▸ **DATA TO USE**:

□ □ □

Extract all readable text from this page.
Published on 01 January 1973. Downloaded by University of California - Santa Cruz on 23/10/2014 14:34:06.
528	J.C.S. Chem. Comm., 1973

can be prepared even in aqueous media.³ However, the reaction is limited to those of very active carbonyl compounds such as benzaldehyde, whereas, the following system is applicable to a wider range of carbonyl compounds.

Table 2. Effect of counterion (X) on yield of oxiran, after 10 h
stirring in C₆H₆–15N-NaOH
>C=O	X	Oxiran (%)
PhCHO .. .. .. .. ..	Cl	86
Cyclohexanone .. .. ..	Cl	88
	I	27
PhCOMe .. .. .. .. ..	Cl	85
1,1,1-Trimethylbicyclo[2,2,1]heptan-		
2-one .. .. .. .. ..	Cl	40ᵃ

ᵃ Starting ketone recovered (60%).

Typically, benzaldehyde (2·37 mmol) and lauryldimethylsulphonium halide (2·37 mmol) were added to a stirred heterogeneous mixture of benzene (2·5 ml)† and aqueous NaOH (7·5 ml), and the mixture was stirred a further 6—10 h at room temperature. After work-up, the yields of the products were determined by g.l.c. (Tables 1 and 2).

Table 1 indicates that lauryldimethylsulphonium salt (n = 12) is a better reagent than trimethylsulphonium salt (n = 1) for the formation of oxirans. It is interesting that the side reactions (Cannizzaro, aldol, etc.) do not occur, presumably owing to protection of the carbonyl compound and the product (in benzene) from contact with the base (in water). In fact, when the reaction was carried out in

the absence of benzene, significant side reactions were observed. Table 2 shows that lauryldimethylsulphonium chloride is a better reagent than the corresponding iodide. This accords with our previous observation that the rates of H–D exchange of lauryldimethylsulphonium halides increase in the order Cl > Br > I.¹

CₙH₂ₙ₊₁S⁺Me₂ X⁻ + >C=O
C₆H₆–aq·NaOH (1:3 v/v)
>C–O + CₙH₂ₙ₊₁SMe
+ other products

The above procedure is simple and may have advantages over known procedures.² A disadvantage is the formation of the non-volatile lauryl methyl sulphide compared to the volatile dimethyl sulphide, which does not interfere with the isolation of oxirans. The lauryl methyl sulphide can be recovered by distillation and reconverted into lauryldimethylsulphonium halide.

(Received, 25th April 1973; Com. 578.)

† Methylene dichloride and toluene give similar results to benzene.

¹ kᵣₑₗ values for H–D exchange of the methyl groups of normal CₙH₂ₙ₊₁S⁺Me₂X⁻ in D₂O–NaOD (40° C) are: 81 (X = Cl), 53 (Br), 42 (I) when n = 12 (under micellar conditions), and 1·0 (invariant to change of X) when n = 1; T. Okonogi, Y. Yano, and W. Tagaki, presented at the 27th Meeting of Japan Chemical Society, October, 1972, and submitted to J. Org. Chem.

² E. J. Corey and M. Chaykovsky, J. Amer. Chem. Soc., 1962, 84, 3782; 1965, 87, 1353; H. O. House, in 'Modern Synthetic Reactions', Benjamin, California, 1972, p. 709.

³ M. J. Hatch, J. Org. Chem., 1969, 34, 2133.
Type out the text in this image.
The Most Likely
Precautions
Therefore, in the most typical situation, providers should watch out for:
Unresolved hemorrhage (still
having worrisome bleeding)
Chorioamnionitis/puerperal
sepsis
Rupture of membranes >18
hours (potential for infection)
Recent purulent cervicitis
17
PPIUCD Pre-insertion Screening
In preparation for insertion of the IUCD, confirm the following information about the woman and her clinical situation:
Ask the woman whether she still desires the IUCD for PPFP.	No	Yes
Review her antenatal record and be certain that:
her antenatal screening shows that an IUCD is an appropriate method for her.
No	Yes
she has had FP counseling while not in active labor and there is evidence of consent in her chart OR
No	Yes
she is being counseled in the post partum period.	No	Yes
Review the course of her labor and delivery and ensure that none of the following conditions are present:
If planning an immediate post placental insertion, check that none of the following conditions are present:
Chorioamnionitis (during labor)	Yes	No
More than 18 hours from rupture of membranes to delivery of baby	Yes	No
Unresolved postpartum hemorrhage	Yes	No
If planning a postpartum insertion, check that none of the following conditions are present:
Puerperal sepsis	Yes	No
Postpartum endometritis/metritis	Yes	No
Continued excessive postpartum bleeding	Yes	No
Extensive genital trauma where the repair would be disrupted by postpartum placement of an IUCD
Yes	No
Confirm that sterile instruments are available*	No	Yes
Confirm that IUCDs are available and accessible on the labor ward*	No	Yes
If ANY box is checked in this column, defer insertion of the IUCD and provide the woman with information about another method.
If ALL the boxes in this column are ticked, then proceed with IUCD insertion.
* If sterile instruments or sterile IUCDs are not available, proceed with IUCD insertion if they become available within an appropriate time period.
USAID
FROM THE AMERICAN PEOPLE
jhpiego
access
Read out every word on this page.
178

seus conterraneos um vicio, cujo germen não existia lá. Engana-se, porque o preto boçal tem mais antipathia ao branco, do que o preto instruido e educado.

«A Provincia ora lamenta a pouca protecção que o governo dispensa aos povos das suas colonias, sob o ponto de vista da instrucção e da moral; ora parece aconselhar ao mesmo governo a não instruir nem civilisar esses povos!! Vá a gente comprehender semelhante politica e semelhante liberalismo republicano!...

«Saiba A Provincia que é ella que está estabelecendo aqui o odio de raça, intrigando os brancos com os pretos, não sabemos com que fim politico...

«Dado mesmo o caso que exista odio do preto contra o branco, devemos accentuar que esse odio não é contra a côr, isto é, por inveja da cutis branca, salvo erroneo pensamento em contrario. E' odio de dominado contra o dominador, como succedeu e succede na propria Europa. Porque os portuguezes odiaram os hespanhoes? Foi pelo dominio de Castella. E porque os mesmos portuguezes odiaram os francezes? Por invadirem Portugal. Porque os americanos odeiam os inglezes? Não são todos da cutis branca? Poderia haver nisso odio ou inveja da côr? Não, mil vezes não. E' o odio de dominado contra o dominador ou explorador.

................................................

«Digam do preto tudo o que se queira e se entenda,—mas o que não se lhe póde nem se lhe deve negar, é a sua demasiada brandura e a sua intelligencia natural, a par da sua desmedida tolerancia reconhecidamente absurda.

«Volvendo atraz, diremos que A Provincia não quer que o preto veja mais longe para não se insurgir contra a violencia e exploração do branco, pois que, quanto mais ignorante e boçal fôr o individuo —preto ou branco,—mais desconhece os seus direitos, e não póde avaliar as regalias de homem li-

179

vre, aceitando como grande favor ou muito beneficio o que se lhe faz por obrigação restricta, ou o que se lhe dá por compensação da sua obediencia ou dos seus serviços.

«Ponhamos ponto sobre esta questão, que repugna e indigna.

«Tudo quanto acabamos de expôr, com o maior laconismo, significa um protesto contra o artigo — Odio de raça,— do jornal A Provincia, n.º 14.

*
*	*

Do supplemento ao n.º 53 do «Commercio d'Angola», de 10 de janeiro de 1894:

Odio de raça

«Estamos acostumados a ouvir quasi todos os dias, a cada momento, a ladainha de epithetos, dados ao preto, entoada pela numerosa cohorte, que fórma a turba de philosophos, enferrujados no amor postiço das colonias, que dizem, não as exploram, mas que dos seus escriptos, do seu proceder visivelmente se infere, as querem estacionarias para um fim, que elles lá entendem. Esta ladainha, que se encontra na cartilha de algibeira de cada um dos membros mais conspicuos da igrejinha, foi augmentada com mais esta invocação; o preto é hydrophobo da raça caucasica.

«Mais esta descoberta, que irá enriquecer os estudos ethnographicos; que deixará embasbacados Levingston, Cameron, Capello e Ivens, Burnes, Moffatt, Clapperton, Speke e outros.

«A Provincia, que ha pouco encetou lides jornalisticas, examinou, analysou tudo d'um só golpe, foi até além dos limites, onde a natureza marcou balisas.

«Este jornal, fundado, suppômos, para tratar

□ □ □

▸ **WHAT IS BEING ASKED**: The listing above should be transcribed in full, exactly as written.

▸ **REPLY**:
Extract all readable text from this page.
Published on 01 January 1973. Downloaded by University of California - Santa Cruz on 23/10/2014 14:34:06.
528	J.C.S. Chem. Comm., 1973

can be prepared even in aqueous media.³ However, the reaction is limited to those of very active carbonyl compounds such as benzaldehyde, whereas, the following system is applicable to a wider range of carbonyl compounds.

Table 2. Effect of counterion (X) on yield of oxiran, after 10 h
stirring in C₆H₆–15N-NaOH
>C=O	X	Oxiran (%)
PhCHO .. .. .. .. ..	Cl	86
Cyclohexanone .. .. ..	Cl	88
	I	27
PhCOMe .. .. .. .. ..	Cl	85
1,1,1-Trimethylbicyclo[2,2,1]heptan-		
2-one .. .. .. .. ..	Cl	40ᵃ

ᵃ Starting ketone recovered (60%).

Typically, benzaldehyde (2·37 mmol) and lauryldimethylsulphonium halide (2·37 mmol) were added to a stirred heterogeneous mixture of benzene (2·5 ml)† and aqueous NaOH (7·5 ml), and the mixture was stirred a further 6—10 h at room temperature. After work-up, the yields of the products were determined by g.l.c. (Tables 1 and 2).

Table 1 indicates that lauryldimethylsulphonium salt (n = 12) is a better reagent than trimethylsulphonium salt (n = 1) for the formation of oxirans. It is interesting that the side reactions (Cannizzaro, aldol, etc.) do not occur, presumably owing to protection of the carbonyl compound and the product (in benzene) from contact with the base (in water). In fact, when the reaction was carried out in

the absence of benzene, significant side reactions were observed. Table 2 shows that lauryldimethylsulphonium chloride is a better reagent than the corresponding iodide. This accords with our previous observation that the rates of H–D exchange of lauryldimethylsulphonium halides increase in the order Cl > Br > I.¹

CₙH₂ₙ₊₁S⁺Me₂ X⁻ + >C=O
C₆H₆–aq·NaOH (1:3 v/v)
>C–O + CₙH₂ₙ₊₁SMe
+ other products

The above procedure is simple and may have advantages over known procedures.² A disadvantage is the formation of the non-volatile lauryl methyl sulphide compared to the volatile dimethyl sulphide, which does not interfere with the isolation of oxirans. The lauryl methyl sulphide can be recovered by distillation and reconverted into lauryldimethylsulphonium halide.

(Received, 25th April 1973; Com. 578.)

† Methylene dichloride and toluene give similar results to benzene.

¹ kᵣₑₗ values for H–D exchange of the methyl groups of normal CₙH₂ₙ₊₁S⁺Me₂X⁻ in D₂O–NaOD (40° C) are: 81 (X = Cl), 53 (Br), 42 (I) when n = 12 (under micellar conditions), and 1·0 (invariant to change of X) when n = 1; T. Okonogi, Y. Yano, and W. Tagaki, presented at the 27th Meeting of Japan Chemical Society, October, 1972, and submitted to J. Org. Chem.

² E. J. Corey and M. Chaykovsky, J. Amer. Chem. Soc., 1962, 84, 3782; 1965, 87, 1353; H. O. House, in 'Modern Synthetic Reactions', Benjamin, California, 1972, p. 709.

³ M. J. Hatch, J. Org. Chem., 1969, 34, 2133.
Type out the text in this image.
The Most Likely
Precautions
Therefore, in the most typical situation, providers should watch out for:
Unresolved hemorrhage (still
having worrisome bleeding)
Chorioamnionitis/puerperal
sepsis
Rupture of membranes >18
hours (potential for infection)
Recent purulent cervicitis
17
PPIUCD Pre-insertion Screening
In preparation for insertion of the IUCD, confirm the following information about the woman and her clinical situation:
Ask the woman whether she still desires the IUCD for PPFP.	No	Yes
Review her antenatal record and be certain that:
her antenatal screening shows that an IUCD is an appropriate method for her.
No	Yes
she has had FP counseling while not in active labor and there is evidence of consent in her chart OR
No	Yes
she is being counseled in the post partum period.	No	Yes
Review the course of her labor and delivery and ensure that none of the following conditions are present:
If planning an immediate post placental insertion, check that none of the following conditions are present:
Chorioamnionitis (during labor)	Yes	No
More than 18 hours from rupture of membranes to delivery of baby	Yes	No
Unresolved postpartum hemorrhage	Yes	No
If planning a postpartum insertion, check that none of the following conditions are present:
Puerperal sepsis	Yes	No
Postpartum endometritis/metritis	Yes	No
Continued excessive postpartum bleeding	Yes	No
Extensive genital trauma where the repair would be disrupted by postpartum placement of an IUCD
Yes	No
Confirm that sterile instruments are available*	No	Yes
Confirm that IUCDs are available and accessible on the labor ward*	No	Yes
If ANY box is checked in this column, defer insertion of the IUCD and provide the woman with information about another method.
If ALL the boxes in this column are ticked, then proceed with IUCD insertion.
* If sterile instruments or sterile IUCDs are not available, proceed with IUCD insertion if they become available within an appropriate time period.
USAID
FROM THE AMERICAN PEOPLE
jhpiego
access
Read out every word on this page.
178

seus conterraneos um vicio, cujo germen não existia lá. Engana-se, porque o preto boçal tem mais antipathia ao branco, do que o preto instruido e educado.

«A Provincia ora lamenta a pouca protecção que o governo dispensa aos povos das suas colonias, sob o ponto de vista da instrucção e da moral; ora parece aconselhar ao mesmo governo a não instruir nem civilisar esses povos!! Vá a gente comprehender semelhante politica e semelhante liberalismo republicano!...

«Saiba A Provincia que é ella que está estabelecendo aqui o odio de raça, intrigando os brancos com os pretos, não sabemos com que fim politico...

«Dado mesmo o caso que exista odio do preto contra o branco, devemos accentuar que esse odio não é contra a côr, isto é, por inveja da cutis branca, salvo erroneo pensamento em contrario. E' odio de dominado contra o dominador, como succedeu e succede na propria Europa. Porque os portuguezes odiaram os hespanhoes? Foi pelo dominio de Castella. E porque os mesmos portuguezes odiaram os francezes? Por invadirem Portugal. Porque os americanos odeiam os inglezes? Não são todos da cutis branca? Poderia haver nisso odio ou inveja da côr? Não, mil vezes não. E' o odio de dominado contra o dominador ou explorador.

................................................

«Digam do preto tudo o que se queira e se entenda,—mas o que não se lhe póde nem se lhe deve negar, é a sua demasiada brandura e a sua intelligencia natural, a par da sua desmedida tolerancia reconhecidamente absurda.

«Volvendo atraz, diremos que A Provincia não quer que o preto veja mais longe para não se insurgir contra a violencia e exploração do branco, pois que, quanto mais ignorante e boçal fôr o individuo —preto ou branco,—mais desconhece os seus direitos, e não póde avaliar as regalias de homem li-

179

vre, aceitando como grande favor ou muito beneficio o que se lhe faz por obrigação restricta, ou o que se lhe dá por compensação da sua obediencia ou dos seus serviços.

«Ponhamos ponto sobre esta questão, que repugna e indigna.

«Tudo quanto acabamos de expôr, com o maior laconismo, significa um protesto contra o artigo — Odio de raça,— do jornal A Provincia, n.º 14.

*
*	*

Do supplemento ao n.º 53 do «Commercio d'Angola», de 10 de janeiro de 1894:

Odio de raça

«Estamos acostumados a ouvir quasi todos os dias, a cada momento, a ladainha de epithetos, dados ao preto, entoada pela numerosa cohorte, que fórma a turba de philosophos, enferrujados no amor postiço das colonias, que dizem, não as exploram, mas que dos seus escriptos, do seu proceder visivelmente se infere, as querem estacionarias para um fim, que elles lá entendem. Esta ladainha, que se encontra na cartilha de algibeira de cada um dos membros mais conspicuos da igrejinha, foi augmentada com mais esta invocação; o preto é hydrophobo da raça caucasica.

«Mais esta descoberta, que irá enriquecer os estudos ethnographicos; que deixará embasbacados Levingston, Cameron, Capello e Ivens, Burnes, Moffatt, Clapperton, Speke e outros.

«A Provincia, que ha pouco encetou lides jornalisticas, examinou, analysou tudo d'um só golpe, foi até além dos limites, onde a natureza marcou balisas.

«Este jornal, fundado, suppômos, para tratar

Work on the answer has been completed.